> [Given request]:
Check every line below for the word "Balloon" and copy the ones that have it.

[Start Dataset extract]

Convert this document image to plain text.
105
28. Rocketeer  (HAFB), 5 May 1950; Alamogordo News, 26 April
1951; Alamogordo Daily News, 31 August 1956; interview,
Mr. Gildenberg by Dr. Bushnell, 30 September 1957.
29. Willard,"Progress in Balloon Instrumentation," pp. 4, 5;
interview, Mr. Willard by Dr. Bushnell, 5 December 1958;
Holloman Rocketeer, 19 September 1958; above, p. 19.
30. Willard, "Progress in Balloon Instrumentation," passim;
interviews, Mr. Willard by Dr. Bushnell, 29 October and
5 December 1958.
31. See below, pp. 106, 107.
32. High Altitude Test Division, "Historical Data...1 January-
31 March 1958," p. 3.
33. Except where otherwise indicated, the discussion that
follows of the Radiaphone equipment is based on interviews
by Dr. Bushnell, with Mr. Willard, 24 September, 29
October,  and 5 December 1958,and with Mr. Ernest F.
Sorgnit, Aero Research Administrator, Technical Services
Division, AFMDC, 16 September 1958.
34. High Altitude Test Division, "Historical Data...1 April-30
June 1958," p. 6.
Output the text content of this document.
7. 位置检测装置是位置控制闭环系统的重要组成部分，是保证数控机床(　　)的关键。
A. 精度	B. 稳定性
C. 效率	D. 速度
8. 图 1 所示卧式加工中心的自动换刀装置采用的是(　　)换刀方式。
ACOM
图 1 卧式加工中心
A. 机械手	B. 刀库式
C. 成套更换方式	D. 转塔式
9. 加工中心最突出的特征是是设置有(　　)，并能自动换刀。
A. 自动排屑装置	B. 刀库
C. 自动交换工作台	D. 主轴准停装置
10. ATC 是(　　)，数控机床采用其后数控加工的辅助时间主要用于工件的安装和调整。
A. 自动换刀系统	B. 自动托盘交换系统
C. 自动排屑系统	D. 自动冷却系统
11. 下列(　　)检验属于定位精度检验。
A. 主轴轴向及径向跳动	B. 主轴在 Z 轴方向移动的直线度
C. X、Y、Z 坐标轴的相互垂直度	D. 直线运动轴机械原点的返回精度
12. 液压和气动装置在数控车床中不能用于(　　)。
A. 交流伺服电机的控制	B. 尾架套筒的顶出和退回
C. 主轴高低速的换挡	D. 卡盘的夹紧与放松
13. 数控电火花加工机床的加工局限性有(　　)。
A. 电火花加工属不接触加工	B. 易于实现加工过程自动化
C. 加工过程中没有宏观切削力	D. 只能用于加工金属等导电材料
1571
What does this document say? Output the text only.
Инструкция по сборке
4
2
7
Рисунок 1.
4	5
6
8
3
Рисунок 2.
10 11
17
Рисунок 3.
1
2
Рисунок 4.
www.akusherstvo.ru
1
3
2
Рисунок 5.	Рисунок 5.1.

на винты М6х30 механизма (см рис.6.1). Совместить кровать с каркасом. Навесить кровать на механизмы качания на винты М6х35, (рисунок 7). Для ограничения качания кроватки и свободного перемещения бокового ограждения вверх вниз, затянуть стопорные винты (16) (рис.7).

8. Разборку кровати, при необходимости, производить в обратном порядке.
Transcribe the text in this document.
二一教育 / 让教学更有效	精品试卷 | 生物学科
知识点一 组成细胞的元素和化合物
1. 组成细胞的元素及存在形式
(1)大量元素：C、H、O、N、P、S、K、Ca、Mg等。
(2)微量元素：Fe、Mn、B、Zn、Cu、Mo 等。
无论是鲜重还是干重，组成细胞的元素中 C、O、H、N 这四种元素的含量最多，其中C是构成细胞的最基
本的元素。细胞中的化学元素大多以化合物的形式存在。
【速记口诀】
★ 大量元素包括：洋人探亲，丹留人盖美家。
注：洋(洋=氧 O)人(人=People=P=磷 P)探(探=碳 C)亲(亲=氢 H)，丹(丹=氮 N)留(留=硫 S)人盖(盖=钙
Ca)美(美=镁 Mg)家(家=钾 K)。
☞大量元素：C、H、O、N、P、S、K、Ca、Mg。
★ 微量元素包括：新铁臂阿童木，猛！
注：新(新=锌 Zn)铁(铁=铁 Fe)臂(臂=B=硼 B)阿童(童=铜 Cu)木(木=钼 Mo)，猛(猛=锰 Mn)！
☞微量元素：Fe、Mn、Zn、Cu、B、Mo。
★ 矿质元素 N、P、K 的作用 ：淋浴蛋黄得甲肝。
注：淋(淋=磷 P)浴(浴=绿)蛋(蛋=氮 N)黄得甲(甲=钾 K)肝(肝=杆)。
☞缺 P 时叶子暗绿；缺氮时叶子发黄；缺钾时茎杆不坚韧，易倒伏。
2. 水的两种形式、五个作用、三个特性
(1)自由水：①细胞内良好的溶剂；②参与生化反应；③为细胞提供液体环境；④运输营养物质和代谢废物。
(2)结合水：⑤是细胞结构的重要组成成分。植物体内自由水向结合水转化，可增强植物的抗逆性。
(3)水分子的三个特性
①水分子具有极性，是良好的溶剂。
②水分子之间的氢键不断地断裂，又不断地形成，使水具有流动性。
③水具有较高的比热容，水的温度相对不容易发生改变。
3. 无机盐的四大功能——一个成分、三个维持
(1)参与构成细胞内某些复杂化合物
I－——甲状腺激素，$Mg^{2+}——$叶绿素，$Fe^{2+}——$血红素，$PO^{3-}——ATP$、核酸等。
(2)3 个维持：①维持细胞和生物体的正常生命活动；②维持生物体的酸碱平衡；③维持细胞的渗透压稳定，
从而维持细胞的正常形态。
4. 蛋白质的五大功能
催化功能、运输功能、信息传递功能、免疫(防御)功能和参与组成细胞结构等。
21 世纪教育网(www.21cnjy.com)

[End Dataset extract]

> [The completed task]:
29. Willard,"Progress in Balloon Instrumentation," pp. 4, 5;
30. Willard, "Progress in Balloon Instrumentation," passim;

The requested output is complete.